Stated problem:
Gather all lines containing the string "employees" and copy them out.
━━━ Material for the task ━━━
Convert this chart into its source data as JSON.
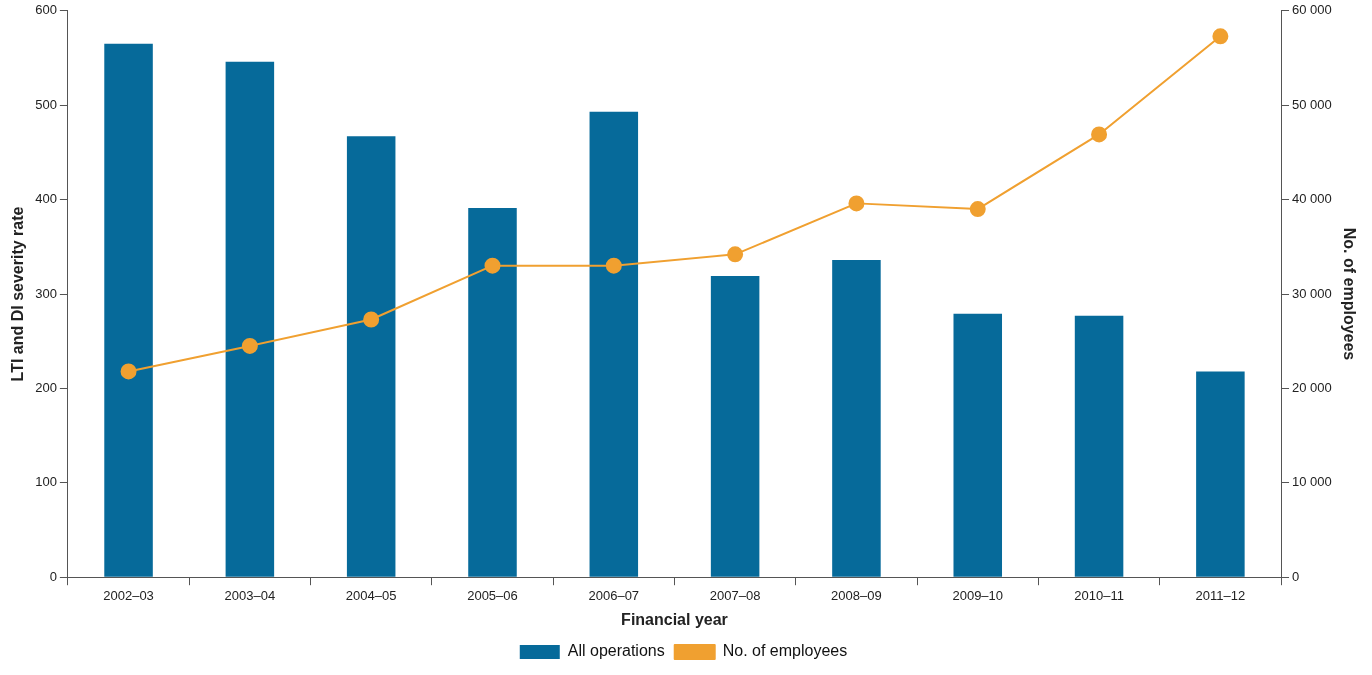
{
  "chart_data": {
    "type": "bar",
    "xlabel": "Financial year",
    "ylabel": "LTI and DI severity rate",
    "y2label": "No. of employees",
    "categories": [
      "2002–03",
      "2003–04",
      "2004–05",
      "2005–06",
      "2006–07",
      "2007–08",
      "2008–09",
      "2009–10",
      "2010–11",
      "2011–12"
    ],
    "series": [
      {
        "name": "All operations",
        "color": "#066a9a",
        "values": [
          565,
          546,
          467,
          391,
          493,
          319,
          336,
          279,
          277,
          218
        ]
      },
      {
        "name": "No. of employees",
        "type": "line",
        "axis": "y2",
        "color": "#f0a030",
        "marker": "circle",
        "values": [
          21800,
          24500,
          27300,
          33000,
          33000,
          34200,
          39600,
          39000,
          46900,
          57300
        ]
      }
    ],
    "ylim": [
      0,
      600
    ],
    "yticks": [
      0,
      100,
      200,
      300,
      400,
      500,
      600
    ],
    "y2lim": [
      0,
      60000
    ],
    "y2ticks": [
      0,
      {
        "value": 10000,
        "label": "10 000"
      },
      {
        "value": 20000,
        "label": "20 000"
      },
      {
        "value": 30000,
        "label": "30 000"
      },
      {
        "value": 40000,
        "label": "40 000"
      },
      {
        "value": 50000,
        "label": "50 000"
      },
      {
        "value": 60000,
        "label": "60 000"
      }
    ],
    "grid": false,
    "legend": "bottom"
  }
}
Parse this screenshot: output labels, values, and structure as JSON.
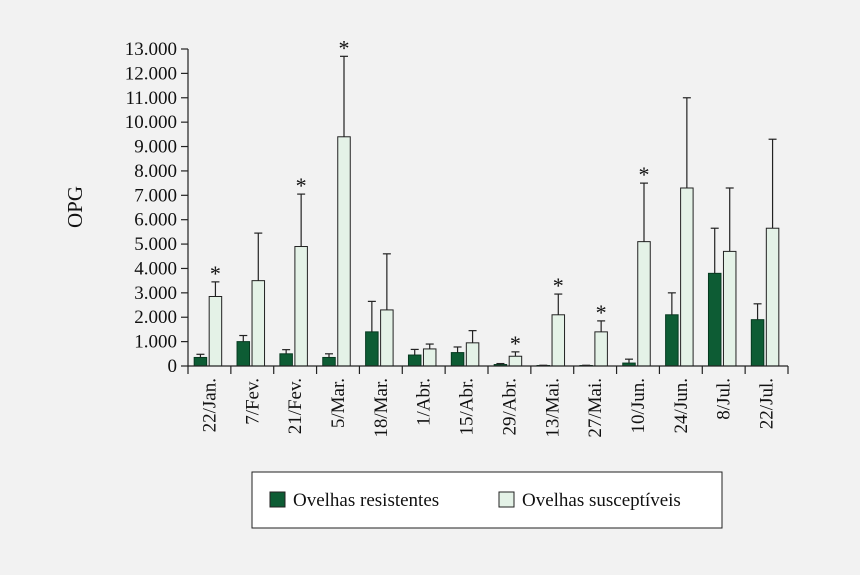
━━━
Correct result:
    "y2label": "No. of employees",
        "name": "No. of employees",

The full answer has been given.